→ **YOUR TASK**: Word for word, quote all of the material, omitting the pictures.

→ **RECORDS FOR THIS EXERCISE**:
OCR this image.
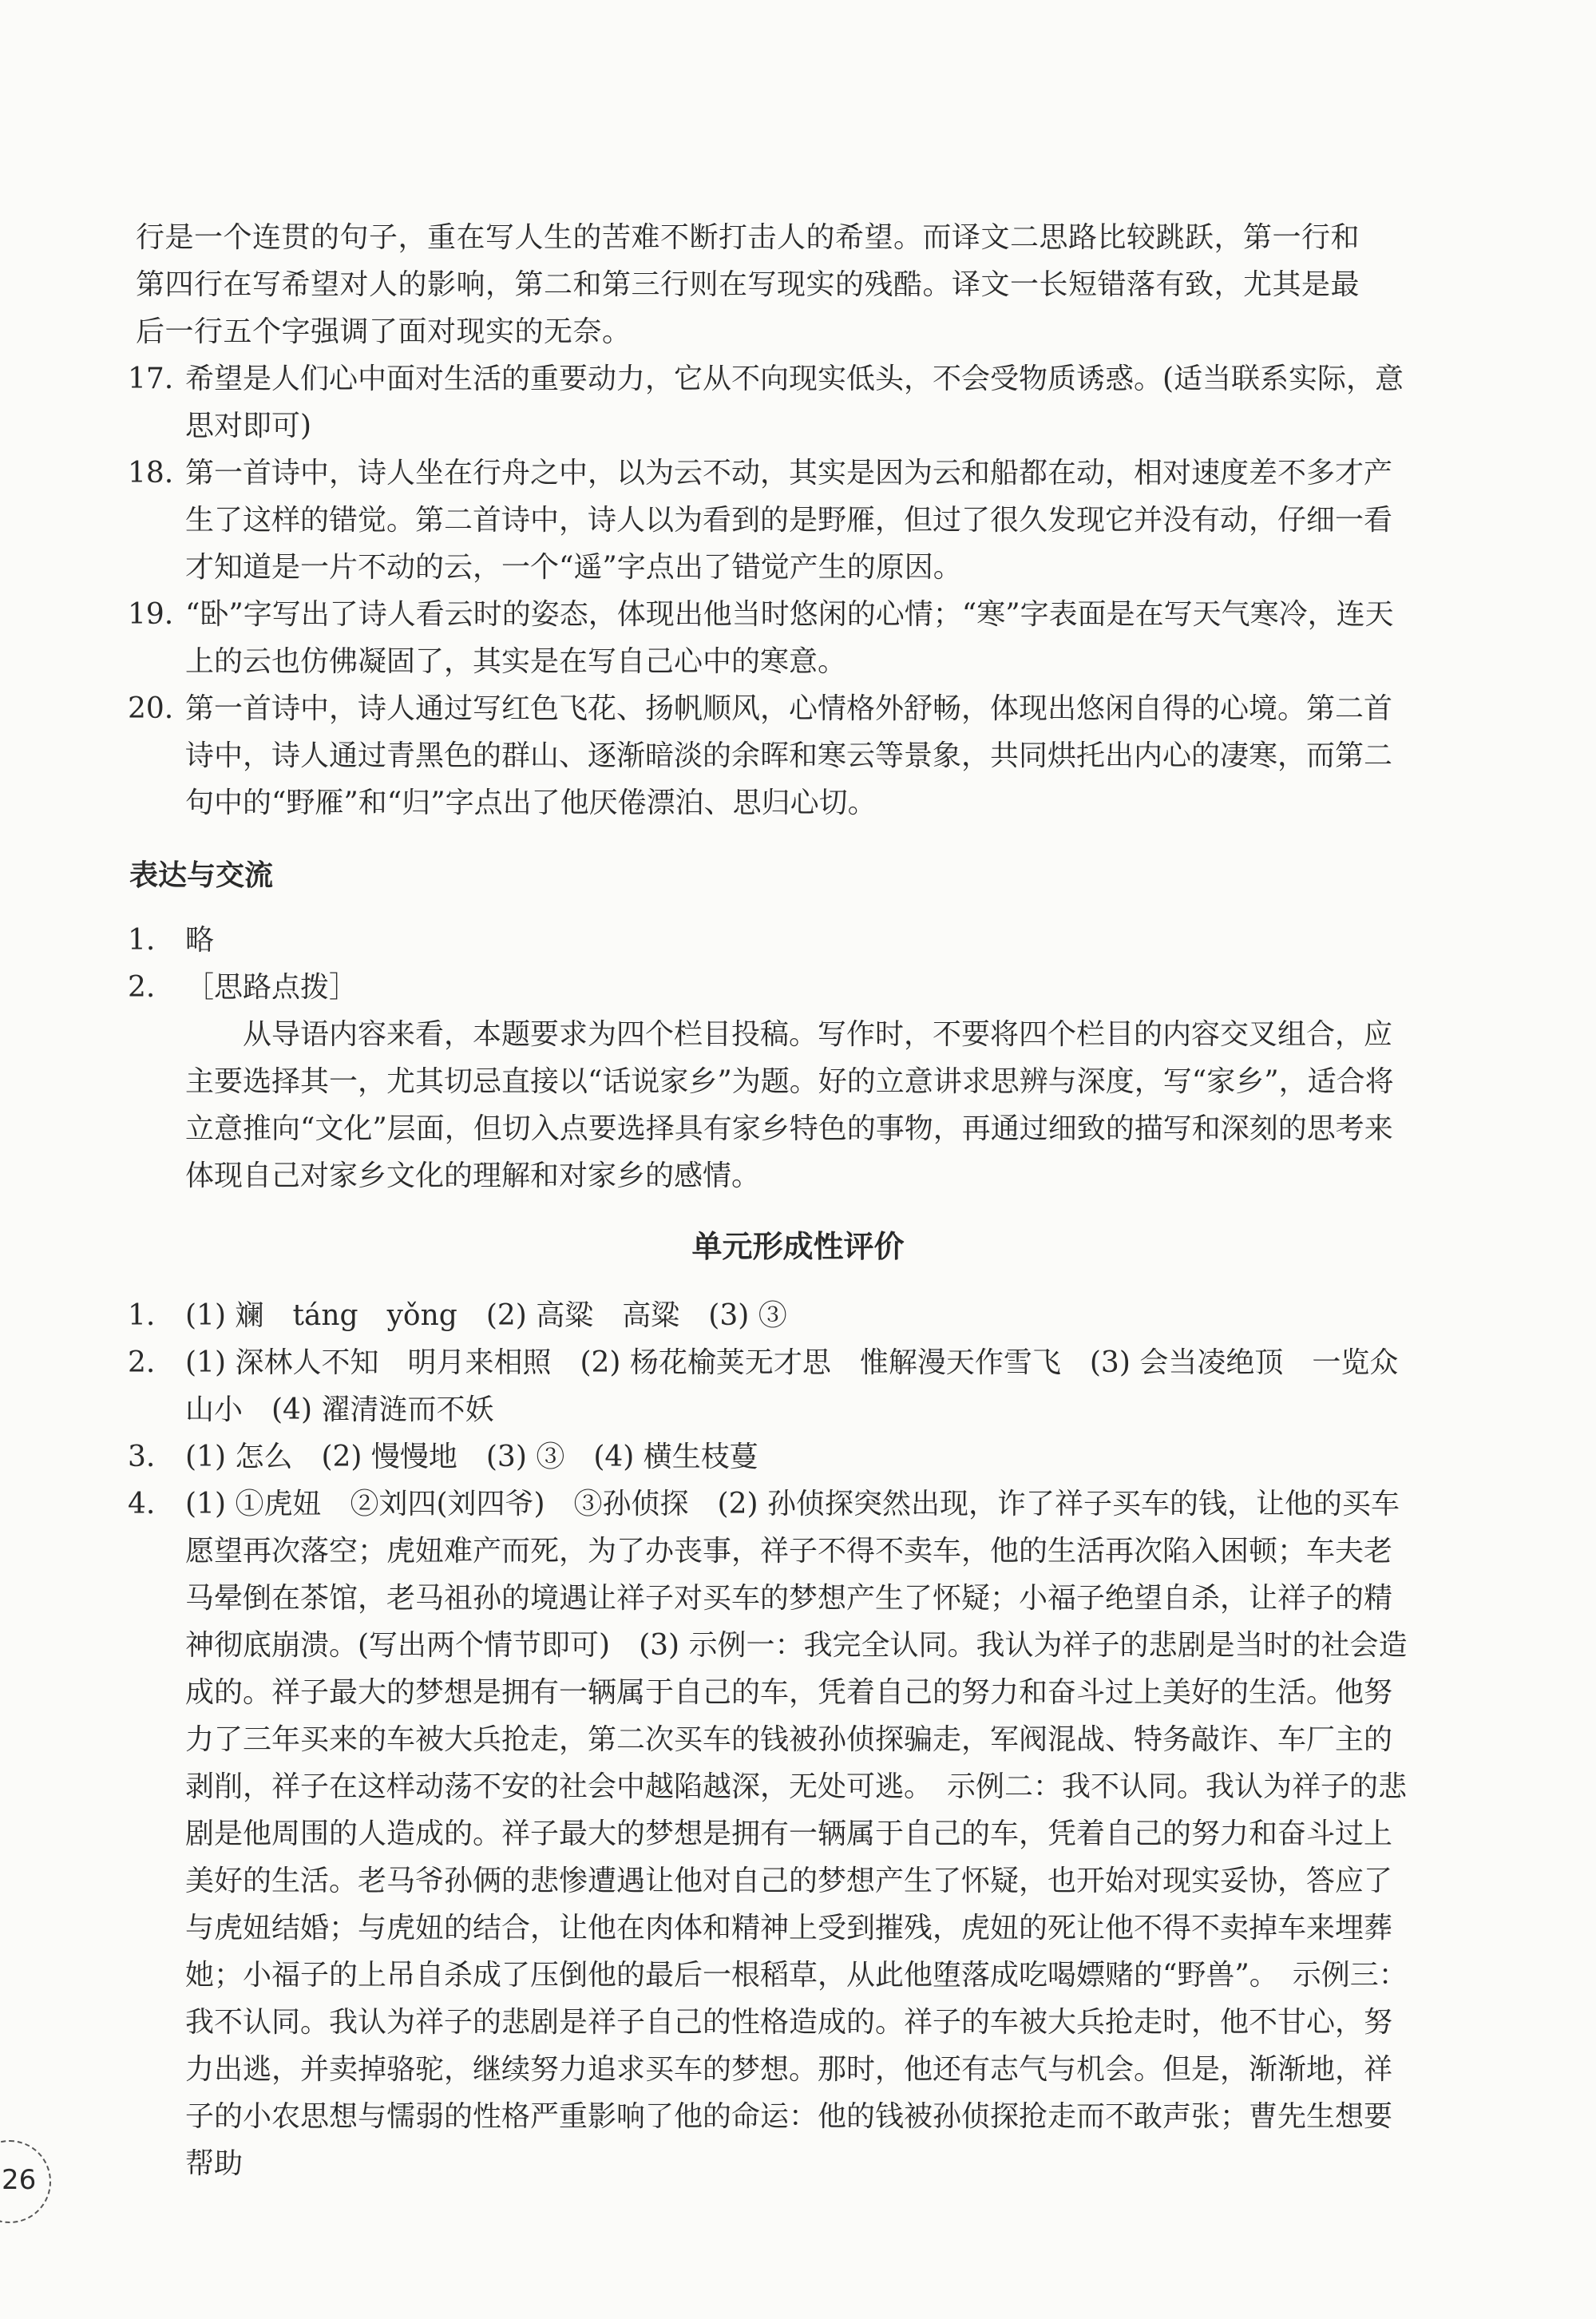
行是一个连贯的句子，重在写人生的苦难不断打击人的希望。而译文二思路比较跳跃，第一行和
第四行在写希望对人的影响，第二和第三行则在写现实的残酷。译文一长短错落有致，尤其是最
后一行五个字强调了面对现实的无奈。
17. 希望是人们心中面对生活的重要动力，它从不向现实低头，不会受物质诱惑。(适当联系实际，意思对即可)
18. 第一首诗中，诗人坐在行舟之中，以为云不动，其实是因为云和船都在动，相对速度差不多才产生了这样的错觉。第二首诗中，诗人以为看到的是野雁，但过了很久发现它并没有动，仔细一看才知道是一片不动的云，一个“遥”字点出了错觉产生的原因。
19. “卧”字写出了诗人看云时的姿态，体现出他当时悠闲的心情；“寒”字表面是在写天气寒冷，连天上的云也仿佛凝固了，其实是在写自己心中的寒意。
20. 第一首诗中，诗人通过写红色飞花、扬帆顺风，心情格外舒畅，体现出悠闲自得的心境。第二首诗中，诗人通过青黑色的群山、逐渐暗淡的余晖和寒云等景象，共同烘托出内心的凄寒，而第二句中的“野雁”和“归”字点出了他厌倦漂泊、思归心切。
表达与交流
1.	略
2.	［思路点拨］
从导语内容来看，本题要求为四个栏目投稿。写作时，不要将四个栏目的内容交叉组合，应主要选择其一，尤其切忌直接以“话说家乡”为题。好的立意讲求思辨与深度，写“家乡”，适合将立意推向“文化”层面，但切入点要选择具有家乡特色的事物，再通过细致的描写和深刻的思考来体现自己对家乡文化的理解和对家乡的感情。
单元形成性评价
1.	(1) 斓　táng　yǒng　(2) 高粱　高粱　(3) ③
2.	(1) 深林人不知　明月来相照　(2) 杨花榆荚无才思　惟解漫天作雪飞　(3) 会当凌绝顶　一览众山小　(4) 濯清涟而不妖
3.	(1) 怎么　(2) 慢慢地　(3) ③　(4) 横生枝蔓
4.	(1) ①虎妞　②刘四(刘四爷)　③孙侦探　(2) 孙侦探突然出现，诈了祥子买车的钱，让他的买车愿望再次落空；虎妞难产而死，为了办丧事，祥子不得不卖车，他的生活再次陷入困顿；车夫老马晕倒在茶馆，老马祖孙的境遇让祥子对买车的梦想产生了怀疑；小福子绝望自杀，让祥子的精神彻底崩溃。(写出两个情节即可)　(3) 示例一：我完全认同。我认为祥子的悲剧是当时的社会造成的。祥子最大的梦想是拥有一辆属于自己的车，凭着自己的努力和奋斗过上美好的生活。他努力了三年买来的车被大兵抢走，第二次买车的钱被孙侦探骗走，军阀混战、特务敲诈、车厂主的剥削，祥子在这样动荡不安的社会中越陷越深，无处可逃。　示例二：我不认同。我认为祥子的悲剧是他周围的人造成的。祥子最大的梦想是拥有一辆属于自己的车，凭着自己的努力和奋斗过上美好的生活。老马爷孙俩的悲惨遭遇让他对自己的梦想产生了怀疑，也开始对现实妥协，答应了与虎妞结婚；与虎妞的结合，让他在肉体和精神上受到摧残，虎妞的死让他不得不卖掉车来埋葬她；小福子的上吊自杀成了压倒他的最后一根稻草，从此他堕落成吃喝嫖赌的“野兽”。　示例三：我不认同。我认为祥子的悲剧是祥子自己的性格造成的。祥子的车被大兵抢走时，他不甘心，努力出逃，并卖掉骆驼，继续努力追求买车的梦想。那时，他还有志气与机会。但是，渐渐地，祥子的小农思想与懦弱的性格严重影响了他的命运：他的钱被孙侦探抢走而不敢声张；曹先生想要帮助
26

→ **EXPECTED OUTPUT**:
OCR this image.
行是一个连贯的句子，重在写人生的苦难不断打击人的希望。而译文二思路比较跳跃，第一行和
第四行在写希望对人的影响，第二和第三行则在写现实的残酷。译文一长短错落有致，尤其是最
后一行五个字强调了面对现实的无奈。
17. 希望是人们心中面对生活的重要动力，它从不向现实低头，不会受物质诱惑。(适当联系实际，意思对即可)
18. 第一首诗中，诗人坐在行舟之中，以为云不动，其实是因为云和船都在动，相对速度差不多才产生了这样的错觉。第二首诗中，诗人以为看到的是野雁，但过了很久发现它并没有动，仔细一看才知道是一片不动的云，一个“遥”字点出了错觉产生的原因。
19. “卧”字写出了诗人看云时的姿态，体现出他当时悠闲的心情；“寒”字表面是在写天气寒冷，连天上的云也仿佛凝固了，其实是在写自己心中的寒意。
20. 第一首诗中，诗人通过写红色飞花、扬帆顺风，心情格外舒畅，体现出悠闲自得的心境。第二首诗中，诗人通过青黑色的群山、逐渐暗淡的余晖和寒云等景象，共同烘托出内心的凄寒，而第二句中的“野雁”和“归”字点出了他厌倦漂泊、思归心切。
表达与交流
1.	略
2.	［思路点拨］
从导语内容来看，本题要求为四个栏目投稿。写作时，不要将四个栏目的内容交叉组合，应主要选择其一，尤其切忌直接以“话说家乡”为题。好的立意讲求思辨与深度，写“家乡”，适合将立意推向“文化”层面，但切入点要选择具有家乡特色的事物，再通过细致的描写和深刻的思考来体现自己对家乡文化的理解和对家乡的感情。
单元形成性评价
1.	(1) 斓　táng　yǒng　(2) 高粱　高粱　(3) ③
2.	(1) 深林人不知　明月来相照　(2) 杨花榆荚无才思　惟解漫天作雪飞　(3) 会当凌绝顶　一览众山小　(4) 濯清涟而不妖
3.	(1) 怎么　(2) 慢慢地　(3) ③　(4) 横生枝蔓
4.	(1) ①虎妞　②刘四(刘四爷)　③孙侦探　(2) 孙侦探突然出现，诈了祥子买车的钱，让他的买车愿望再次落空；虎妞难产而死，为了办丧事，祥子不得不卖车，他的生活再次陷入困顿；车夫老马晕倒在茶馆，老马祖孙的境遇让祥子对买车的梦想产生了怀疑；小福子绝望自杀，让祥子的精神彻底崩溃。(写出两个情节即可)　(3) 示例一：我完全认同。我认为祥子的悲剧是当时的社会造成的。祥子最大的梦想是拥有一辆属于自己的车，凭着自己的努力和奋斗过上美好的生活。他努力了三年买来的车被大兵抢走，第二次买车的钱被孙侦探骗走，军阀混战、特务敲诈、车厂主的剥削，祥子在这样动荡不安的社会中越陷越深，无处可逃。　示例二：我不认同。我认为祥子的悲剧是他周围的人造成的。祥子最大的梦想是拥有一辆属于自己的车，凭着自己的努力和奋斗过上美好的生活。老马爷孙俩的悲惨遭遇让他对自己的梦想产生了怀疑，也开始对现实妥协，答应了与虎妞结婚；与虎妞的结合，让他在肉体和精神上受到摧残，虎妞的死让他不得不卖掉车来埋葬她；小福子的上吊自杀成了压倒他的最后一根稻草，从此他堕落成吃喝嫖赌的“野兽”。　示例三：我不认同。我认为祥子的悲剧是祥子自己的性格造成的。祥子的车被大兵抢走时，他不甘心，努力出逃，并卖掉骆驼，继续努力追求买车的梦想。那时，他还有志气与机会。但是，渐渐地，祥子的小农思想与懦弱的性格严重影响了他的命运：他的钱被孙侦探抢走而不敢声张；曹先生想要帮助
26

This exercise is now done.